Written problem> Your task is to output the data exactly as it stands.

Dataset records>
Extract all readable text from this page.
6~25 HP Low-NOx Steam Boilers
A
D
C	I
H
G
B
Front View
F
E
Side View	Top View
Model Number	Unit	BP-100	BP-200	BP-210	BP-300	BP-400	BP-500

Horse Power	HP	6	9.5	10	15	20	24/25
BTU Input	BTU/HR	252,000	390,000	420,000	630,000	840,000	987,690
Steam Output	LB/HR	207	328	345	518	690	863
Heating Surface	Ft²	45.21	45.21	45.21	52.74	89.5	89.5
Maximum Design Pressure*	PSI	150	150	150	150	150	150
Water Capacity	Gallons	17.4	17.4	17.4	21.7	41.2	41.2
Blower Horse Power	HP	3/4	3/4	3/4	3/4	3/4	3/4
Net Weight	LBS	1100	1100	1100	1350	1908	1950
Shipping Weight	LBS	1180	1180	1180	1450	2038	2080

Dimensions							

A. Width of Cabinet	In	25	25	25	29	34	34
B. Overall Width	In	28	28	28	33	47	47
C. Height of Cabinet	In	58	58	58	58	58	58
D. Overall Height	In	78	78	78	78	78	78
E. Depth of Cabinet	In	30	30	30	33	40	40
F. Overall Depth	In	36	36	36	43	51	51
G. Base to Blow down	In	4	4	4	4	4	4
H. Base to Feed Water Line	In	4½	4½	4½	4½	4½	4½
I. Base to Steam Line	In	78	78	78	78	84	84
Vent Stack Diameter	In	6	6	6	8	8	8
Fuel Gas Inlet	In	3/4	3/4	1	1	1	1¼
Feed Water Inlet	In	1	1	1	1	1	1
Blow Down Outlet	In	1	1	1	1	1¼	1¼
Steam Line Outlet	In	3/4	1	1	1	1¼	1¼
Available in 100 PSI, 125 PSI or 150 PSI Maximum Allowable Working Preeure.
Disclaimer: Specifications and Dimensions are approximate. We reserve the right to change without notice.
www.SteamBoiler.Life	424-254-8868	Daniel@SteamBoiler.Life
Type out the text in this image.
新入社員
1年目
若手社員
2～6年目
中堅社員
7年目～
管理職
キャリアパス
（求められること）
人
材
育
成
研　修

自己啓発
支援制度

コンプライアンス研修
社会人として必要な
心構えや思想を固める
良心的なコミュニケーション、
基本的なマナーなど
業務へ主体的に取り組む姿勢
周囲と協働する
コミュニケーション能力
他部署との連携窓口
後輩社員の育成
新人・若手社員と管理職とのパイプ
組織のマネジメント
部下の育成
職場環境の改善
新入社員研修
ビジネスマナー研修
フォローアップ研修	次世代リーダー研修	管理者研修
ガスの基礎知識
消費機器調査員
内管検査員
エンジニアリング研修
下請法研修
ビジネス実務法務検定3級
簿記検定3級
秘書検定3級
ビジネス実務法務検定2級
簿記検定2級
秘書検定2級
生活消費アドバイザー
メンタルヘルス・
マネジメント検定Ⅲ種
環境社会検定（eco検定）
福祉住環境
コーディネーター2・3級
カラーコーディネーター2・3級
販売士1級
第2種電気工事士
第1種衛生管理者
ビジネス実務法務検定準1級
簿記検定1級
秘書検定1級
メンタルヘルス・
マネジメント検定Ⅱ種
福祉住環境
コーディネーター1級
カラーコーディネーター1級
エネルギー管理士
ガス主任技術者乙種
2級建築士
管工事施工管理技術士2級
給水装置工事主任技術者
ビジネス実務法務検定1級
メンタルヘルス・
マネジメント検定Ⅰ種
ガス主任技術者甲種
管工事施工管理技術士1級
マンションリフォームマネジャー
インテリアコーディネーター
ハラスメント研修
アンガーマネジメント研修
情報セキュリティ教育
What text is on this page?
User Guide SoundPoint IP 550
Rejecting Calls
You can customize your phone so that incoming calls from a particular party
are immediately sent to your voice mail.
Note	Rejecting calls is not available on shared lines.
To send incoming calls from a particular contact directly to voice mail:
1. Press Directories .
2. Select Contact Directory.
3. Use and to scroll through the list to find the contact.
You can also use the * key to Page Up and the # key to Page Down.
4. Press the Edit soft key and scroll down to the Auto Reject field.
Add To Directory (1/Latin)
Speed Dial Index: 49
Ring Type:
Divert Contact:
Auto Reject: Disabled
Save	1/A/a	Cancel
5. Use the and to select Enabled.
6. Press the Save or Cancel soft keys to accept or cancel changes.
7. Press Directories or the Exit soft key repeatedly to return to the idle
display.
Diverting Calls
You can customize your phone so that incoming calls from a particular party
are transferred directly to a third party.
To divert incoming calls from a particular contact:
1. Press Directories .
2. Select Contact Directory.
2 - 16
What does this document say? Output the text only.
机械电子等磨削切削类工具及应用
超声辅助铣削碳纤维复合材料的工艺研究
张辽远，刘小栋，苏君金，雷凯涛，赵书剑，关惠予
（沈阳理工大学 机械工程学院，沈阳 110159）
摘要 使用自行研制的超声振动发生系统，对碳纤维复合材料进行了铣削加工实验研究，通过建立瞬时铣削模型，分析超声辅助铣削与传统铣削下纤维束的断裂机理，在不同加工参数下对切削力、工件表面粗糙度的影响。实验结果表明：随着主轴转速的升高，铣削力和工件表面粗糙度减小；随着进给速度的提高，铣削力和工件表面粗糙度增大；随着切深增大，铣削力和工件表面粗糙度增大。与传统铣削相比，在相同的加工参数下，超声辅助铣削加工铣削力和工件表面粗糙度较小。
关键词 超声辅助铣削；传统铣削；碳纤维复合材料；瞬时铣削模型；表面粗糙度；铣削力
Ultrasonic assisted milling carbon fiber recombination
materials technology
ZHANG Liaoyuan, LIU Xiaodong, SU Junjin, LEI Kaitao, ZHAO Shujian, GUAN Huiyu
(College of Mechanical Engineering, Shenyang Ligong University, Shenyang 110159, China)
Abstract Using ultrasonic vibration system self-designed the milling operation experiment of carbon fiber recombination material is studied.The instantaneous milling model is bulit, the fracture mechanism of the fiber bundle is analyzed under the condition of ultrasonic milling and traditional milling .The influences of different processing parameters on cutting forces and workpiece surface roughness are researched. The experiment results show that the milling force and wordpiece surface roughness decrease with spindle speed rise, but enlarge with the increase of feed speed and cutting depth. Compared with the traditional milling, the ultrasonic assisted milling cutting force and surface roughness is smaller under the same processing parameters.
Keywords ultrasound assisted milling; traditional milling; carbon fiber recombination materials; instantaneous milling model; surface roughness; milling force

Output of the exercise>
Extract all readable text from this page.
6~25 HP Low-NOx Steam Boilers
A
D
C	I
H
G
B
Front View
F
E
Side View	Top View
Model Number	Unit	BP-100	BP-200	BP-210	BP-300	BP-400	BP-500

Horse Power	HP	6	9.5	10	15	20	24/25
BTU Input	BTU/HR	252,000	390,000	420,000	630,000	840,000	987,690
Steam Output	LB/HR	207	328	345	518	690	863
Heating Surface	Ft²	45.21	45.21	45.21	52.74	89.5	89.5
Maximum Design Pressure*	PSI	150	150	150	150	150	150
Water Capacity	Gallons	17.4	17.4	17.4	21.7	41.2	41.2
Blower Horse Power	HP	3/4	3/4	3/4	3/4	3/4	3/4
Net Weight	LBS	1100	1100	1100	1350	1908	1950
Shipping Weight	LBS	1180	1180	1180	1450	2038	2080

Dimensions							

A. Width of Cabinet	In	25	25	25	29	34	34
B. Overall Width	In	28	28	28	33	47	47
C. Height of Cabinet	In	58	58	58	58	58	58
D. Overall Height	In	78	78	78	78	78	78
E. Depth of Cabinet	In	30	30	30	33	40	40
F. Overall Depth	In	36	36	36	43	51	51
G. Base to Blow down	In	4	4	4	4	4	4
H. Base to Feed Water Line	In	4½	4½	4½	4½	4½	4½
I. Base to Steam Line	In	78	78	78	78	84	84
Vent Stack Diameter	In	6	6	6	8	8	8
Fuel Gas Inlet	In	3/4	3/4	1	1	1	1¼
Feed Water Inlet	In	1	1	1	1	1	1
Blow Down Outlet	In	1	1	1	1	1¼	1¼
Steam Line Outlet	In	3/4	1	1	1	1¼	1¼
Available in 100 PSI, 125 PSI or 150 PSI Maximum Allowable Working Preeure.
Disclaimer: Specifications and Dimensions are approximate. We reserve the right to change without notice.
www.SteamBoiler.Life	424-254-8868	Daniel@SteamBoiler.Life
Type out the text in this image.
新入社員
1年目
若手社員
2～6年目
中堅社員
7年目～
管理職
キャリアパス
（求められること）
人
材
育
成
研　修

自己啓発
支援制度

コンプライアンス研修
社会人として必要な
心構えや思想を固める
良心的なコミュニケーション、
基本的なマナーなど
業務へ主体的に取り組む姿勢
周囲と協働する
コミュニケーション能力
他部署との連携窓口
後輩社員の育成
新人・若手社員と管理職とのパイプ
組織のマネジメント
部下の育成
職場環境の改善
新入社員研修
ビジネスマナー研修
フォローアップ研修	次世代リーダー研修	管理者研修
ガスの基礎知識
消費機器調査員
内管検査員
エンジニアリング研修
下請法研修
ビジネス実務法務検定3級
簿記検定3級
秘書検定3級
ビジネス実務法務検定2級
簿記検定2級
秘書検定2級
生活消費アドバイザー
メンタルヘルス・
マネジメント検定Ⅲ種
環境社会検定（eco検定）
福祉住環境
コーディネーター2・3級
カラーコーディネーター2・3級
販売士1級
第2種電気工事士
第1種衛生管理者
ビジネス実務法務検定準1級
簿記検定1級
秘書検定1級
メンタルヘルス・
マネジメント検定Ⅱ種
福祉住環境
コーディネーター1級
カラーコーディネーター1級
エネルギー管理士
ガス主任技術者乙種
2級建築士
管工事施工管理技術士2級
給水装置工事主任技術者
ビジネス実務法務検定1級
メンタルヘルス・
マネジメント検定Ⅰ種
ガス主任技術者甲種
管工事施工管理技術士1級
マンションリフォームマネジャー
インテリアコーディネーター
ハラスメント研修
アンガーマネジメント研修
情報セキュリティ教育
What text is on this page?
User Guide SoundPoint IP 550
Rejecting Calls
You can customize your phone so that incoming calls from a particular party
are immediately sent to your voice mail.
Note	Rejecting calls is not available on shared lines.
To send incoming calls from a particular contact directly to voice mail:
1. Press Directories .
2. Select Contact Directory.
3. Use and to scroll through the list to find the contact.
You can also use the * key to Page Up and the # key to Page Down.
4. Press the Edit soft key and scroll down to the Auto Reject field.
Add To Directory (1/Latin)
Speed Dial Index: 49
Ring Type:
Divert Contact:
Auto Reject: Disabled
Save	1/A/a	Cancel
5. Use the and to select Enabled.
6. Press the Save or Cancel soft keys to accept or cancel changes.
7. Press Directories or the Exit soft key repeatedly to return to the idle
display.
Diverting Calls
You can customize your phone so that incoming calls from a particular party
are transferred directly to a third party.
To divert incoming calls from a particular contact:
1. Press Directories .
2. Select Contact Directory.
2 - 16
What does this document say? Output the text only.
机械电子等磨削切削类工具及应用
超声辅助铣削碳纤维复合材料的工艺研究
张辽远，刘小栋，苏君金，雷凯涛，赵书剑，关惠予
（沈阳理工大学 机械工程学院，沈阳 110159）
摘要 使用自行研制的超声振动发生系统，对碳纤维复合材料进行了铣削加工实验研究，通过建立瞬时铣削模型，分析超声辅助铣削与传统铣削下纤维束的断裂机理，在不同加工参数下对切削力、工件表面粗糙度的影响。实验结果表明：随着主轴转速的升高，铣削力和工件表面粗糙度减小；随着进给速度的提高，铣削力和工件表面粗糙度增大；随着切深增大，铣削力和工件表面粗糙度增大。与传统铣削相比，在相同的加工参数下，超声辅助铣削加工铣削力和工件表面粗糙度较小。
关键词 超声辅助铣削；传统铣削；碳纤维复合材料；瞬时铣削模型；表面粗糙度；铣削力
Ultrasonic assisted milling carbon fiber recombination
materials technology
ZHANG Liaoyuan, LIU Xiaodong, SU Junjin, LEI Kaitao, ZHAO Shujian, GUAN Huiyu
(College of Mechanical Engineering, Shenyang Ligong University, Shenyang 110159, China)
Abstract Using ultrasonic vibration system self-designed the milling operation experiment of carbon fiber recombination material is studied.The instantaneous milling model is bulit, the fracture mechanism of the fiber bundle is analyzed under the condition of ultrasonic milling and traditional milling .The influences of different processing parameters on cutting forces and workpiece surface roughness are researched. The experiment results show that the milling force and wordpiece surface roughness decrease with spindle speed rise, but enlarge with the increase of feed speed and cutting depth. Compared with the traditional milling, the ultrasonic assisted milling cutting force and surface roughness is smaller under the same processing parameters.
Keywords ultrasound assisted milling; traditional milling; carbon fiber recombination materials; instantaneous milling model; surface roughness; milling force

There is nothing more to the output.